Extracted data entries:
■ ■ ■ ■ ■ ■ ■

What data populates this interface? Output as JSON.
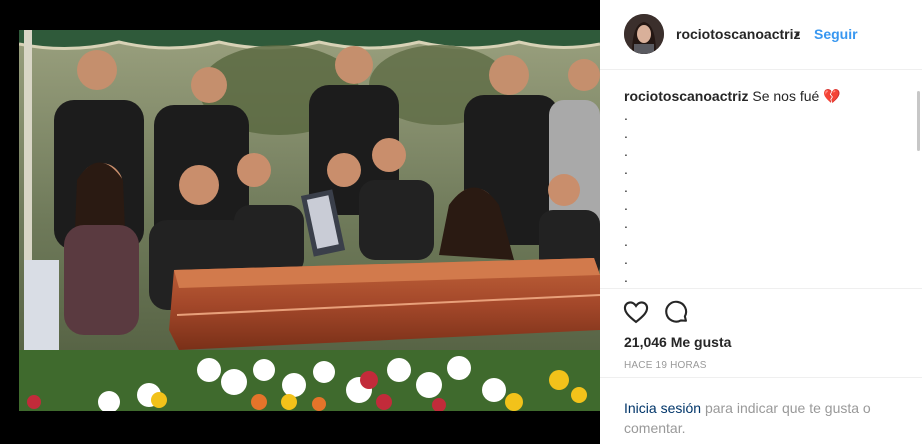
{
  "post": {
    "username": "rociotoscanoactriz",
    "separator": "•",
    "follow_label": "Seguir",
    "caption_user": "rociotoscanoactriz",
    "caption_text": "Se nos fué 💔",
    "caption_dots": [
      ".",
      ".",
      ".",
      ".",
      ".",
      ".",
      ".",
      ".",
      ".",
      "."
    ],
    "likes_count": "21,046",
    "likes_label": "Me gusta",
    "timestamp": "HACE 19 HORAS",
    "login_link": "Inicia sesión",
    "login_text": "para indicar que te gusta o comentar."
  },
  "icons": {
    "like": "heart-icon",
    "comment": "comment-icon"
  },
  "colors": {
    "link_blue": "#3897f0",
    "login_link": "#003569",
    "muted": "#999999",
    "text": "#262626"
  }
}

■ ■ ■ ■ ■ ■ ■

→ **Work required**
All of the records above must be copied exactly, except for the pictures.

→ **Solved problem**
What data populates this interface? Output as JSON.
{
  "post": {
    "username": "rociotoscanoactriz",
    "separator": "•",
    "follow_label": "Seguir",
    "caption_user": "rociotoscanoactriz",
    "caption_text": "Se nos fué 💔",
    "caption_dots": [
      ".",
      ".",
      ".",
      ".",
      ".",
      ".",
      ".",
      ".",
      ".",
      "."
    ],
    "likes_count": "21,046",
    "likes_label": "Me gusta",
    "timestamp": "HACE 19 HORAS",
    "login_link": "Inicia sesión",
    "login_text": "para indicar que te gusta o comentar."
  },
  "icons": {
    "like": "heart-icon",
    "comment": "comment-icon"
  },
  "colors": {
    "link_blue": "#3897f0",
    "login_link": "#003569",
    "muted": "#999999",
    "text": "#262626"
  }
}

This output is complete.